What is being asked ▸ Copy out the items below exactly, starting at the line with "Text: O: O (28, 118, 37, 131)" and ending at the line with "For every button, label, input, icon, or", both included.

- - - -

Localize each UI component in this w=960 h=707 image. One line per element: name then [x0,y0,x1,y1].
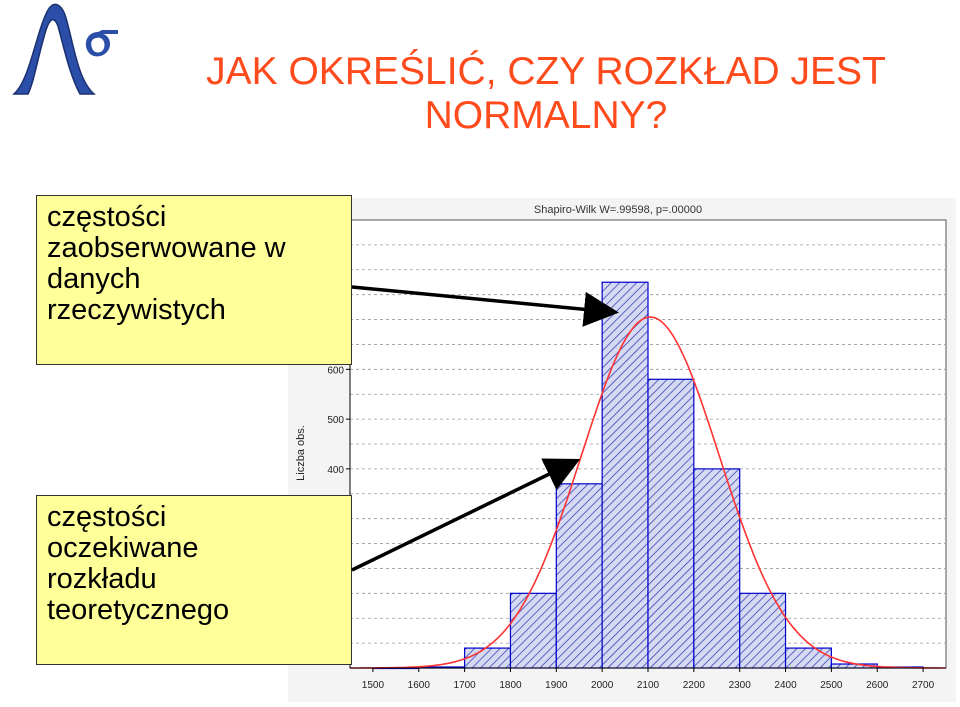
callout-line: danych [47,263,141,295]
callout-line: rozkładu [47,563,157,595]
y-tick-label: 500 [327,415,344,426]
x-tick-label: 2600 [866,680,889,691]
histogram-svg: 1500 1600 1700 1800 1900 2000 2100 2200 2300 2400… [295,204,947,691]
expected-frequencies-callout: częstości oczekiwane rozkładu teoretyczn… [36,495,352,665]
callout-line: rzeczywistych [47,294,226,326]
x-tick-label: 2400 [774,680,797,691]
x-tick-label: 1900 [545,680,568,691]
x-tick-label: 2200 [683,680,706,691]
x-tick-label: 2500 [820,680,843,691]
callout-line: częstości [47,201,167,233]
callout-line: częstości [47,501,167,533]
histogram-bar [509,592,557,669]
y-tick-label: 600 [327,365,344,376]
histogram-chart: 1500 1600 1700 1800 1900 2000 2100 2200 2300 2400… [288,198,956,702]
callout-line: teoretycznego [47,594,230,626]
observed-frequencies-callout: częstości zaobserwowane w danych rzeczyw… [36,195,352,365]
histogram-bar [784,647,832,669]
histogram-bar [693,468,741,669]
x-tick-label: 2100 [637,680,660,691]
callout-line: oczekiwane [47,532,199,564]
y-tick-label: 400 [327,465,344,476]
x-tick-label: 1500 [362,680,385,691]
x-tick-label: 1800 [499,680,522,691]
callout-line: zaobserwowane w [47,232,286,264]
x-tick-label: 1600 [408,680,431,691]
y-axis-label: Liczba obs. [295,425,307,481]
x-tick-label: 1700 [453,680,476,691]
expected-normal-curve [350,316,946,669]
chart-title: Shapiro-Wilk W=.99598, p=.00000 [534,204,702,216]
x-tick-label: 2300 [729,680,752,691]
histogram-bar [601,281,649,669]
page-title: JAK OKREŚLIĆ, CZY ROZKŁAD JEST NORMALNY? [206,50,886,137]
lambda-sigma-logo-icon [12,3,118,95]
x-tick-label: 2000 [591,680,614,691]
x-tick-label: 2700 [912,680,935,691]
histogram-bar [739,592,787,669]
histogram-bar [464,647,512,669]
histogram-bar [647,378,695,669]
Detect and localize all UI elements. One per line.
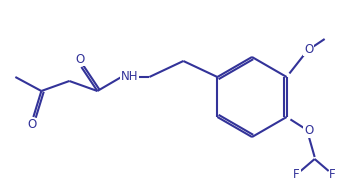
Text: O: O (28, 118, 37, 131)
Text: O: O (304, 43, 313, 56)
Text: O: O (76, 53, 85, 66)
Text: F: F (329, 168, 336, 181)
Text: NH: NH (121, 70, 138, 83)
Text: F: F (293, 168, 300, 181)
Text: O: O (304, 125, 313, 138)
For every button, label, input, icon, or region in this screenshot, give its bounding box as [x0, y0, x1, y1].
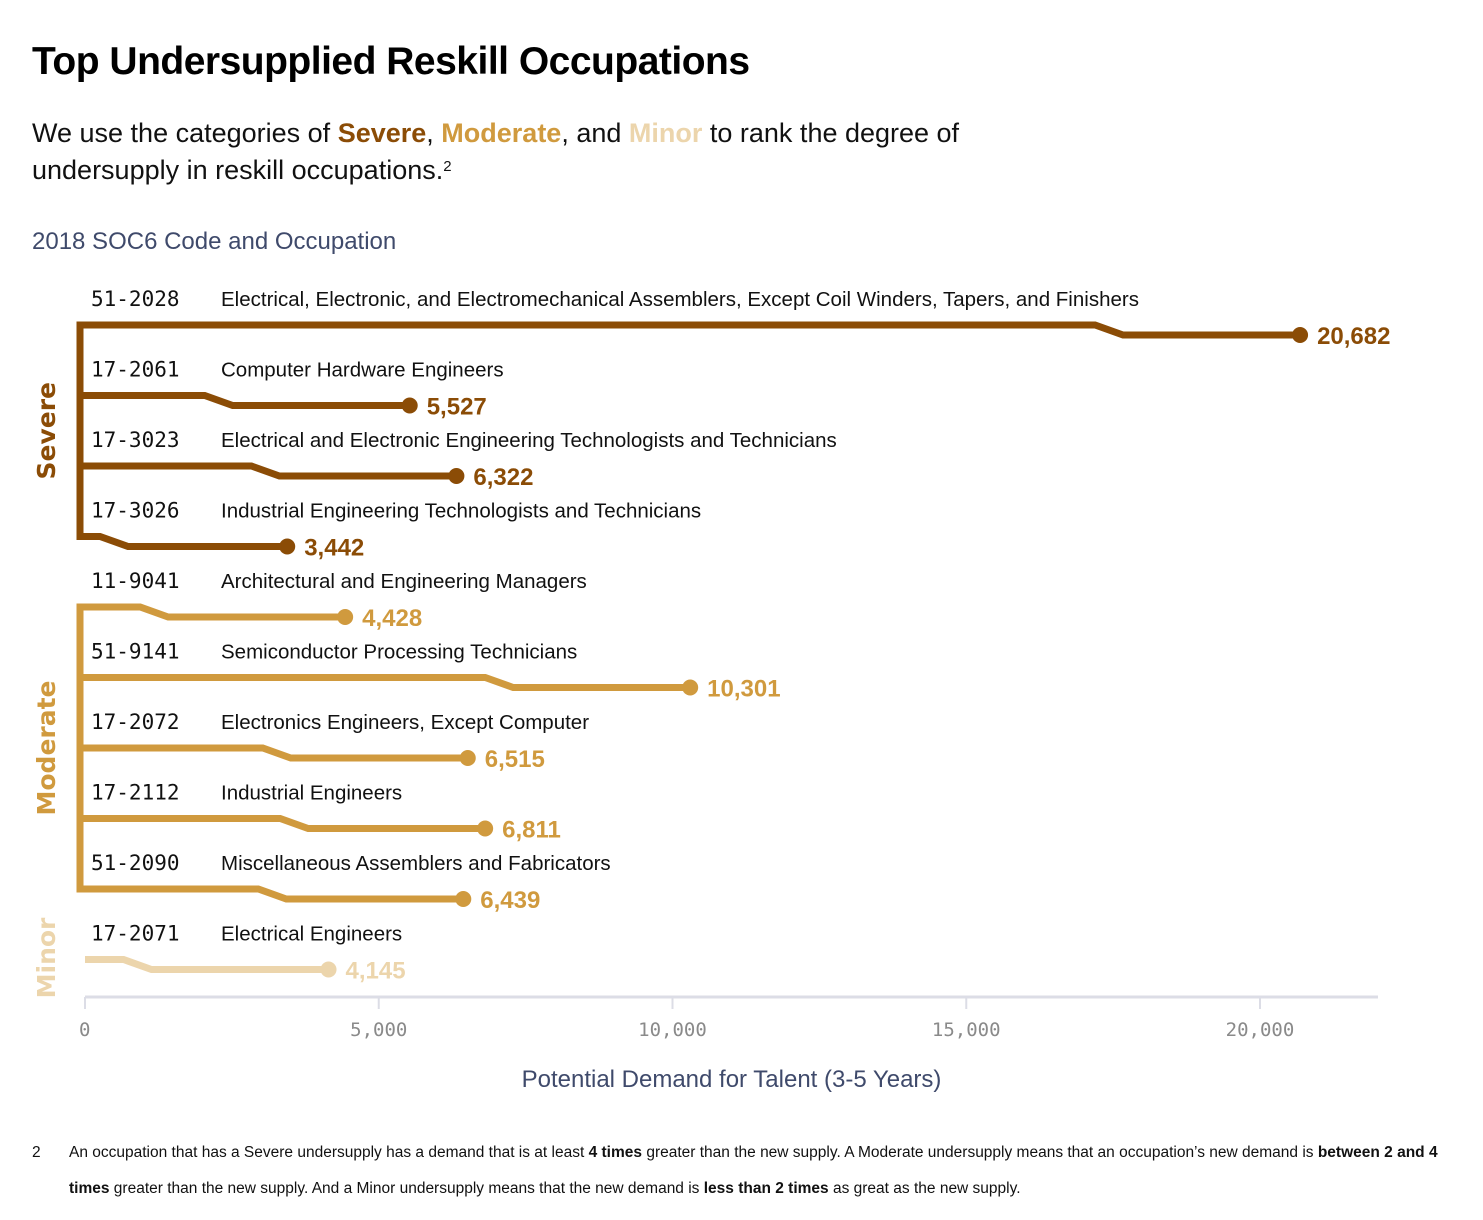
bar-line: [80, 815, 486, 832]
footnote-text: An occupation that has a Severe undersup…: [69, 1135, 1452, 1207]
group-brackets: Severe Moderate Minor: [32, 321, 84, 998]
chart-title: Top Undersupplied Reskill Occupations: [32, 40, 750, 83]
soc-code: 51-9141: [91, 640, 180, 664]
group-label-severe: Severe: [32, 382, 61, 480]
bar-end-dot: [477, 820, 494, 837]
value-label: 4,145: [346, 958, 406, 985]
bar-row: 17-3026 Industrial Engineering Technologi…: [80, 499, 701, 562]
footnote-ref: 2: [443, 158, 452, 175]
bar-line: [80, 533, 288, 550]
bar-line: [80, 392, 410, 409]
footnote-span: greater than the new supply. And a Minor…: [109, 1180, 704, 1197]
soc-code: 17-2071: [91, 922, 180, 946]
subtitle-text: We use the categories of: [32, 118, 338, 148]
footnote-number: 2: [32, 1144, 41, 1161]
bar-row: 17-3023 Electrical and Electronic Enginee…: [80, 428, 837, 491]
footnote-bold: 4 times: [588, 1144, 643, 1161]
occupation-label: Semiconductor Processing Technicians: [221, 641, 577, 664]
bar-end-dot: [320, 961, 337, 978]
soc-code: 51-2090: [91, 851, 180, 875]
bar-line: [80, 744, 468, 762]
soc-code: 51-2028: [91, 287, 180, 311]
group-label-minor: Minor: [32, 917, 61, 998]
bar-line: [85, 956, 329, 973]
bar-line: [80, 603, 346, 621]
x-tick-label: 5,000: [350, 1019, 407, 1041]
bar-end-dot: [279, 538, 296, 555]
footnote-span: as great as the new supply.: [828, 1180, 1021, 1197]
occupation-label: Industrial Engineers: [221, 782, 402, 805]
bar-end-dot: [459, 750, 476, 766]
soc-code: 17-3023: [91, 428, 180, 452]
bar-line: [80, 321, 1301, 339]
soc-code: 17-2061: [91, 358, 180, 382]
bar-row: 51-9141 Semiconductor Processing Technici…: [80, 640, 781, 703]
y-axis-title: 2018 SOC6 Code and Occupation: [32, 228, 397, 255]
footnote: 2 An occupation that has a Severe unders…: [32, 1135, 1452, 1207]
footnote-span: An occupation that has a Severe undersup…: [69, 1144, 589, 1161]
bar-end-dot: [401, 397, 418, 414]
x-tick-label: 10,000: [638, 1019, 707, 1041]
value-label: 3,442: [304, 535, 364, 562]
bar-line: [80, 885, 464, 903]
occupation-label: Electrical and Electronic Engineering Te…: [221, 429, 837, 452]
footnote-bold: less than 2 times: [703, 1180, 829, 1197]
x-tick-label: 0: [79, 1019, 90, 1041]
subtitle-text: to rank the degree of undersupply in res…: [32, 118, 960, 185]
x-axis: 0 5,000 10,000 15,000 20,000: [79, 995, 1378, 1041]
severe-keyword: Severe: [337, 118, 427, 148]
value-label: 6,515: [485, 746, 545, 773]
group-label-moderate: Moderate: [32, 680, 61, 815]
bar-end-dot: [337, 609, 354, 625]
bar-row: 17-2071 Electrical Engineers 4,145: [85, 922, 406, 985]
moderate-keyword: Moderate: [441, 118, 562, 148]
occupation-label: Architectural and Engineering Managers: [221, 570, 587, 593]
subtitle-text: , and: [561, 118, 629, 148]
bar-row: 51-2090 Miscellaneous Assemblers and Fabr…: [80, 851, 611, 914]
soc-code: 17-2112: [91, 781, 180, 805]
bar-end-dot: [455, 891, 472, 907]
bar-line: [80, 674, 691, 691]
bar-end-dot: [1292, 327, 1309, 343]
occupation-label: Electrical Engineers: [221, 923, 402, 946]
occupation-label: Electronics Engineers, Except Computer: [221, 711, 589, 734]
chart-rows: 51-2028 Electrical, Electronic, and Elect…: [80, 287, 1390, 985]
bar-row: 17-2072 Electronics Engineers, Except Com…: [80, 710, 589, 773]
bar-row: 51-2028 Electrical, Electronic, and Elect…: [80, 287, 1390, 350]
bar-end-dot: [448, 468, 465, 484]
value-label: 6,322: [473, 464, 533, 491]
minor-keyword: Minor: [628, 118, 703, 148]
bar-row: 11-9041 Architectural and Engineering Man…: [80, 569, 587, 632]
x-axis-title-text: Potential Demand for Talent (3-5 Years): [521, 1066, 942, 1093]
value-label: 20,682: [1317, 323, 1390, 350]
bar-row: 17-2112 Industrial Engineers 6,811: [80, 781, 561, 844]
bar-row: 17-2061 Computer Hardware Engineers 5,527: [80, 358, 504, 421]
occupation-label: Electrical, Electronic, and Electromecha…: [221, 288, 1139, 311]
value-label: 5,527: [427, 394, 487, 421]
occupation-label: Industrial Engineering Technologists and…: [221, 500, 701, 523]
occupation-label: Computer Hardware Engineers: [221, 359, 504, 382]
soc-code: 11-9041: [91, 569, 180, 593]
bar-end-dot: [682, 679, 699, 696]
x-tick-label: 15,000: [932, 1019, 1001, 1041]
value-label: 6,811: [502, 817, 561, 844]
chart-subtitle: We use the categories of Severe, Moderat…: [32, 115, 1112, 189]
footnote-bold: between 2 and 4 times: [69, 1144, 1438, 1197]
value-label: 10,301: [707, 676, 780, 703]
value-label: 4,428: [362, 605, 422, 632]
footnote-span: greater than the new supply. A Moderate …: [642, 1144, 1318, 1161]
value-label: 6,439: [480, 887, 540, 914]
soc-code: 17-3026: [91, 499, 180, 523]
bar-line: [80, 462, 457, 480]
soc-code: 17-2072: [91, 710, 180, 734]
x-axis-title: Potential Demand for Talent (3-5 Years): [0, 1066, 1463, 1094]
x-tick-label: 20,000: [1226, 1019, 1295, 1041]
occupation-label: Miscellaneous Assemblers and Fabricators: [221, 852, 611, 875]
subtitle-text: ,: [426, 118, 442, 148]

- - - -

Reply to the task ▸
Text: O: O (28, 118, 37, 131)
Text: O: O (304, 43, 313, 56)
Text: O: O (76, 53, 85, 66)
Text: F: F (329, 168, 336, 181)
Text: NH: NH (121, 70, 138, 83)
Text: F: F (293, 168, 300, 181)
Text: O: O (304, 125, 313, 138)
For every button, label, input, icon, or region in this screenshot, give its bounding box as [x0, y0, x1, y1].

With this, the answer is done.